What you should do:
Note each line that includes the word "Start". Copy those lines.

[Begin Stored records]

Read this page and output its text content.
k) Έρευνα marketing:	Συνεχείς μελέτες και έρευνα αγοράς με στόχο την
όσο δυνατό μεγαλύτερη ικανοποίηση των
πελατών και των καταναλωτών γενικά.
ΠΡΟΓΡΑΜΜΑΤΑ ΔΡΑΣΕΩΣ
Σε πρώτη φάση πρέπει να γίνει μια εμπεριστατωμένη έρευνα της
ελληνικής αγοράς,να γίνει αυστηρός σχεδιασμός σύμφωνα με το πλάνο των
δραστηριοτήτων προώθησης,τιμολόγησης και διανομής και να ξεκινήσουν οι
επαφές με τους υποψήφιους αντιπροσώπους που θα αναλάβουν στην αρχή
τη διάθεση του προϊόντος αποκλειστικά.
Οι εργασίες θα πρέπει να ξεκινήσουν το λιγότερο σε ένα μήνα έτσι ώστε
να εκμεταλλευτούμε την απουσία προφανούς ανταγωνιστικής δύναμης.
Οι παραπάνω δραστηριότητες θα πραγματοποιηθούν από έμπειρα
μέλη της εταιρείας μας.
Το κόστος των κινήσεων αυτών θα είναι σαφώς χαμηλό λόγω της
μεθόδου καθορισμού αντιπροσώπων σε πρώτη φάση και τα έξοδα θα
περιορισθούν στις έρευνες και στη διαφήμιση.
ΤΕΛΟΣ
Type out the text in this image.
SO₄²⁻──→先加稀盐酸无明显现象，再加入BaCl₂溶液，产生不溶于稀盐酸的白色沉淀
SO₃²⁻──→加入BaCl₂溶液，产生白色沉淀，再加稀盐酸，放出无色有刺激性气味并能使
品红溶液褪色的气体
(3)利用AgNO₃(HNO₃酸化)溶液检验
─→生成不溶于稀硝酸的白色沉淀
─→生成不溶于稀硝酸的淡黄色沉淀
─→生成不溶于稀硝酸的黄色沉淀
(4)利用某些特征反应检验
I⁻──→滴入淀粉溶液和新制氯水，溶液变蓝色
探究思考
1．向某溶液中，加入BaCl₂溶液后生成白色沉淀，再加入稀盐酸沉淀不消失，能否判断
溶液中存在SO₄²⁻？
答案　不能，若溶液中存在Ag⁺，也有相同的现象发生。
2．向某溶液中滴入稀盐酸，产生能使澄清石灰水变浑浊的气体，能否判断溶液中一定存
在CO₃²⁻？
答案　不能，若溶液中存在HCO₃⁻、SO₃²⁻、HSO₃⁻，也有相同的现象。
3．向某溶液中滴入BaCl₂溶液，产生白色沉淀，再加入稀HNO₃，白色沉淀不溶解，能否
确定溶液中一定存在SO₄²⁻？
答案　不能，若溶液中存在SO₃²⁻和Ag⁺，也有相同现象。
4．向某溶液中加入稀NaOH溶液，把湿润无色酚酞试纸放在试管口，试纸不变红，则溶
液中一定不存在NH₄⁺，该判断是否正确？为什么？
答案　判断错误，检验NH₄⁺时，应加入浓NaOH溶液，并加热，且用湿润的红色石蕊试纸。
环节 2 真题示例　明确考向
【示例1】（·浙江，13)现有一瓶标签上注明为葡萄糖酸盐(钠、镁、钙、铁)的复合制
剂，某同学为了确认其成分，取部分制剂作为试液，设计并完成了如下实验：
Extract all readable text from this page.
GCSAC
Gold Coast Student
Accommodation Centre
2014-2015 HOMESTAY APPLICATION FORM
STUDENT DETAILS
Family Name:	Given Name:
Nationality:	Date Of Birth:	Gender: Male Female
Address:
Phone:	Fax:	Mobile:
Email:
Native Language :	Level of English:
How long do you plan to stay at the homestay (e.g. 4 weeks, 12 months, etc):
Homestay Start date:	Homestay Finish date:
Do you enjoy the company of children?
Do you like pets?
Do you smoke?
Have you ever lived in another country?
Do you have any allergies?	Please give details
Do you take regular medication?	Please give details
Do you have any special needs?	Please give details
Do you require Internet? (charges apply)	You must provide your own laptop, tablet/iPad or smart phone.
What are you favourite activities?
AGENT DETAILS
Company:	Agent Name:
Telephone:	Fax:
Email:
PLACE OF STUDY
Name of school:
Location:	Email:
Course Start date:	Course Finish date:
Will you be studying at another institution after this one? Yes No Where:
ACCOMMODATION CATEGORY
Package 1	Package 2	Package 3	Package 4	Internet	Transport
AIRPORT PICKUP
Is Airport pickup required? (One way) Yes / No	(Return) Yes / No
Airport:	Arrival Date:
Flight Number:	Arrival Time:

[End Stored records]

Reply to the task:
Homestay Start date:	Homestay Finish date:
Course Start date:	Course Finish date:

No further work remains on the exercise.